* _Data for the task_
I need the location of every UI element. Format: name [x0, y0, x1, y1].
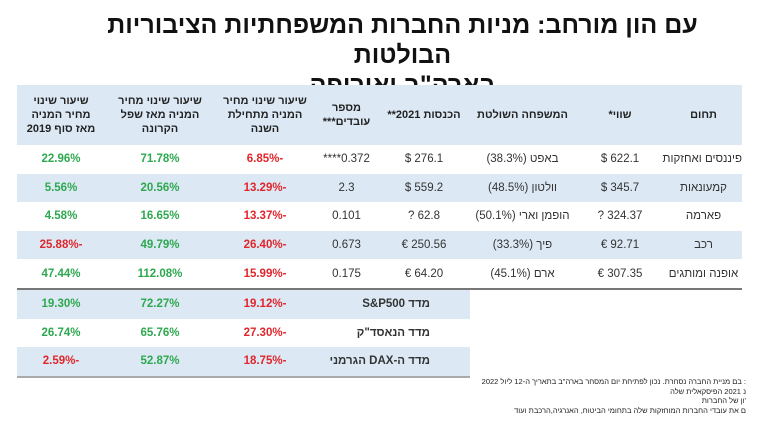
table-cell: פיך (33.3%) — [470, 230, 575, 260]
table-cell: -19.12% — [215, 288, 315, 319]
table-cell: 52.87% — [105, 347, 215, 378]
footnote: ם את עובדי החברות המוחזקות שלה בתחומי הב… — [514, 405, 746, 415]
table-cell: רכב — [665, 230, 742, 260]
column-header: שיעור שינוי מחיר המניה מתחילת השנה — [215, 85, 315, 145]
table-cell: 26.74% — [41, 326, 81, 339]
table-cell: 324.37 ? — [597, 210, 643, 223]
table-cell: 622.1 $ — [600, 153, 640, 166]
table-cell: -15.99% — [215, 259, 315, 290]
table-cell: 5.56% — [17, 173, 105, 203]
table-cell: -13.37% — [243, 210, 287, 223]
table-row: פארמה 324.37 ? הופמן וארי (50.1%) 62.8 ? 0.1… — [17, 202, 742, 231]
table-cell: 47.44% — [17, 259, 105, 290]
table-row: אופנה ומותגים 307.35 € ארם (45.1%) 64.20 €0… — [17, 259, 742, 290]
empty-cell — [470, 318, 575, 348]
footnote: : בם מניית החברה נסחרת. נכון לפתיחת יום … — [481, 377, 746, 386]
table-cell: הופמן וארי (50.1%) — [475, 210, 570, 223]
table-cell: פארמה — [685, 210, 722, 223]
table-cell: 64.20 € — [378, 259, 470, 290]
family-companies-table: תחום שווי* המשפחה השולטת הכנסות 2021** מספר … — [17, 85, 742, 378]
index-label: מדד S&P500 — [315, 288, 470, 319]
table-cell: 16.65% — [140, 210, 180, 223]
index-row: מדד ה-DAX הגרמני -18.75% 52.87% -2.59% — [17, 347, 742, 378]
header-row: תחום שווי* המשפחה השולטת הכנסות 2021** מספר … — [17, 85, 742, 145]
slide-title: עם הון מורחב: מניות החברות המשפחתיות הצי… — [60, 10, 745, 100]
table-cell: 250.56 € — [378, 230, 470, 260]
table-cell: -6.85% — [246, 153, 284, 166]
column-header: שיעור שינוי מחיר המניה מאז שפל הקרונה — [105, 85, 215, 145]
column-header: שיעור שינוי מחיר המניה מאז סוף 2019 — [17, 85, 105, 145]
table-cell: 49.79% — [105, 230, 215, 260]
table-cell: -25.88% — [17, 230, 105, 260]
table-cell: אופנה ומותגים — [665, 259, 742, 290]
table-cell: 345.7 $ — [575, 173, 665, 203]
empty-cell — [575, 318, 665, 348]
footnote: 'ון של החברות — [701, 396, 746, 405]
table-cell: 0.372**** — [323, 153, 370, 166]
footnotes: : בם מניית החברה נסחרת. נכון לפתיחת יום … — [470, 377, 746, 415]
table-cell: 276.1 $ — [404, 153, 444, 166]
table-cell: -2.59% — [17, 347, 105, 378]
column-header: המשפחה השולטת — [470, 85, 575, 145]
empty-cell — [665, 347, 742, 377]
index-label: מדד ה-DAX הגרמני — [315, 347, 470, 378]
table-cell: 20.56% — [105, 173, 215, 203]
index-row: מדד הנאסד"ק -27.30% 65.76% 26.74% — [17, 318, 742, 348]
table-cell: -13.29% — [215, 173, 315, 203]
index-row: מדד S&P500 -19.12% 72.27% 19.30% — [17, 288, 742, 319]
column-header: תחום — [665, 85, 742, 145]
table-cell: 559.2 $ — [378, 173, 470, 203]
table-cell: ארם (45.1%) — [470, 259, 575, 290]
table-row: קמעונאות 345.7 $ וולטון (48.5%) 559.2 $2.3-… — [17, 173, 742, 203]
empty-cell — [665, 318, 742, 348]
empty-cell — [470, 288, 575, 319]
table-cell: 72.27% — [105, 288, 215, 319]
title-line-1: עם הון מורחב: מניות החברות המשפחתיות הצי… — [107, 11, 698, 69]
column-header: הכנסות 2021** — [378, 85, 470, 145]
table-cell: 0.175 — [315, 259, 378, 290]
table-cell: 0.101 — [332, 210, 361, 223]
table-cell: -18.75% — [215, 347, 315, 378]
table-cell: -26.40% — [215, 230, 315, 260]
index-label: מדד הנאסד"ק — [356, 326, 430, 339]
table-cell: וולטון (48.5%) — [470, 173, 575, 203]
table-cell: 0.673 — [315, 230, 378, 260]
empty-cell — [665, 288, 742, 319]
empty-cell — [470, 347, 575, 377]
table-cell: 2.3 — [315, 173, 378, 203]
table-cell: 71.78% — [140, 153, 180, 166]
table-cell: 22.96% — [41, 153, 81, 166]
table-cell: 92.71 € — [575, 230, 665, 260]
empty-cell — [575, 347, 665, 377]
empty-cell — [575, 288, 665, 319]
column-header: מספר עובדים*** — [315, 85, 378, 145]
table-cell: 112.08% — [105, 259, 215, 290]
footnote: נ 2021 הפיסקאלית שלה — [670, 386, 746, 396]
table-cell: 19.30% — [17, 288, 105, 319]
table-cell: פיננסים ואחזקות — [662, 153, 742, 166]
table-cell: 4.58% — [44, 210, 78, 223]
table-cell: 307.35 € — [575, 259, 665, 290]
table-cell: באפט (38.3%) — [486, 153, 559, 166]
table-cell: 65.76% — [140, 326, 180, 339]
table-cell: -27.30% — [243, 326, 287, 339]
table-row: רכב 92.71 € פיך (33.3%) 250.56 €0.673 -26.40… — [17, 230, 742, 260]
table-cell: קמעונאות — [665, 173, 742, 203]
table-row: פיננסים ואחזקות 622.1 $ באפט (38.3%) 276.1 … — [17, 145, 742, 174]
table-cell: 62.8 ? — [408, 210, 440, 223]
column-header: שווי* — [575, 85, 665, 145]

* _Your instructions_
Switch "column-header" to "column-title" throughout all of the lines above, keeping everything else the same, and leave the pictures out of your answer.

* _Expected answer_
I need the location of every UI element. Format: name [x0, y0, x1, y1].
table-cell: פיך (33.3%) — [470, 230, 575, 260]
table-cell: -19.12% — [215, 288, 315, 319]
table-cell: 52.87% — [105, 347, 215, 378]
footnote: ם את עובדי החברות המוחזקות שלה בתחומי הב… — [514, 405, 746, 415]
table-cell: רכב — [665, 230, 742, 260]
column-title: שיעור שינוי מחיר המניה מתחילת השנה — [215, 85, 315, 145]
table-cell: 26.74% — [41, 326, 81, 339]
table-cell: 324.37 ? — [597, 210, 643, 223]
table-cell: 622.1 $ — [600, 153, 640, 166]
table-cell: -15.99% — [215, 259, 315, 290]
table-cell: 5.56% — [17, 173, 105, 203]
table-cell: -13.37% — [243, 210, 287, 223]
table-row: פארמה 324.37 ? הופמן וארי (50.1%) 62.8 ? 0.1… — [17, 202, 742, 231]
table-cell: 47.44% — [17, 259, 105, 290]
table-row: אופנה ומותגים 307.35 € ארם (45.1%) 64.20 €0… — [17, 259, 742, 290]
empty-cell — [470, 318, 575, 348]
footnote: : בם מניית החברה נסחרת. נכון לפתיחת יום … — [481, 377, 746, 386]
table-cell: הופמן וארי (50.1%) — [475, 210, 570, 223]
table-cell: פארמה — [685, 210, 722, 223]
table-cell: 64.20 € — [378, 259, 470, 290]
family-companies-table: תחום שווי* המשפחה השולטת הכנסות 2021** מספר … — [17, 85, 742, 378]
index-label: מדד S&P500 — [315, 288, 470, 319]
table-cell: 16.65% — [140, 210, 180, 223]
index-row: מדד ה-DAX הגרמני -18.75% 52.87% -2.59% — [17, 347, 742, 378]
header-row: תחום שווי* המשפחה השולטת הכנסות 2021** מספר … — [17, 85, 742, 145]
slide-title: עם הון מורחב: מניות החברות המשפחתיות הצי… — [60, 10, 745, 100]
table-cell: 250.56 € — [378, 230, 470, 260]
table-cell: -6.85% — [246, 153, 284, 166]
column-title: שיעור שינוי מחיר המניה מאז שפל הקרונה — [105, 85, 215, 145]
column-title: שיעור שינוי מחיר המניה מאז סוף 2019 — [17, 85, 105, 145]
table-cell: 49.79% — [105, 230, 215, 260]
table-cell: -25.88% — [17, 230, 105, 260]
table-cell: אופנה ומותגים — [665, 259, 742, 290]
table-cell: 345.7 $ — [575, 173, 665, 203]
empty-cell — [575, 318, 665, 348]
footnote: 'ון של החברות — [701, 396, 746, 405]
table-cell: 0.372**** — [323, 153, 370, 166]
footnotes: : בם מניית החברה נסחרת. נכון לפתיחת יום … — [470, 377, 746, 415]
table-cell: 276.1 $ — [404, 153, 444, 166]
table-cell: -2.59% — [17, 347, 105, 378]
column-title: המשפחה השולטת — [470, 85, 575, 145]
empty-cell — [665, 347, 742, 377]
index-label: מדד ה-DAX הגרמני — [315, 347, 470, 378]
table-cell: 20.56% — [105, 173, 215, 203]
index-row: מדד הנאסד"ק -27.30% 65.76% 26.74% — [17, 318, 742, 348]
table-cell: -13.29% — [215, 173, 315, 203]
index-row: מדד S&P500 -19.12% 72.27% 19.30% — [17, 288, 742, 319]
column-title: תחום — [665, 85, 742, 145]
table-cell: 559.2 $ — [378, 173, 470, 203]
table-cell: ארם (45.1%) — [470, 259, 575, 290]
table-row: קמעונאות 345.7 $ וולטון (48.5%) 559.2 $2.3-… — [17, 173, 742, 203]
empty-cell — [665, 318, 742, 348]
empty-cell — [470, 288, 575, 319]
table-cell: 72.27% — [105, 288, 215, 319]
title-line-1: עם הון מורחב: מניות החברות המשפחתיות הצי… — [107, 11, 698, 69]
column-title: הכנסות 2021** — [378, 85, 470, 145]
table-cell: 0.175 — [315, 259, 378, 290]
table-cell: 0.101 — [332, 210, 361, 223]
table-cell: -18.75% — [215, 347, 315, 378]
table-cell: -26.40% — [215, 230, 315, 260]
index-label: מדד הנאסד"ק — [356, 326, 430, 339]
table-cell: וולטון (48.5%) — [470, 173, 575, 203]
table-cell: 0.673 — [315, 230, 378, 260]
empty-cell — [665, 288, 742, 319]
empty-cell — [470, 347, 575, 377]
table-cell: 2.3 — [315, 173, 378, 203]
table-cell: 71.78% — [140, 153, 180, 166]
table-cell: 22.96% — [41, 153, 81, 166]
table-cell: 92.71 € — [575, 230, 665, 260]
empty-cell — [575, 347, 665, 377]
empty-cell — [575, 288, 665, 319]
column-title: מספר עובדים*** — [315, 85, 378, 145]
table-cell: 112.08% — [105, 259, 215, 290]
footnote: נ 2021 הפיסקאלית שלה — [670, 386, 746, 396]
table-cell: 19.30% — [17, 288, 105, 319]
table-cell: פיננסים ואחזקות — [662, 153, 742, 166]
table-cell: 4.58% — [44, 210, 78, 223]
table-cell: 307.35 € — [575, 259, 665, 290]
table-cell: באפט (38.3%) — [486, 153, 559, 166]
table-cell: 65.76% — [140, 326, 180, 339]
table-cell: -27.30% — [243, 326, 287, 339]
table-row: רכב 92.71 € פיך (33.3%) 250.56 €0.673 -26.40… — [17, 230, 742, 260]
table-cell: קמעונאות — [665, 173, 742, 203]
table-row: פיננסים ואחזקות 622.1 $ באפט (38.3%) 276.1 … — [17, 145, 742, 174]
table-cell: 62.8 ? — [408, 210, 440, 223]
column-title: שווי* — [575, 85, 665, 145]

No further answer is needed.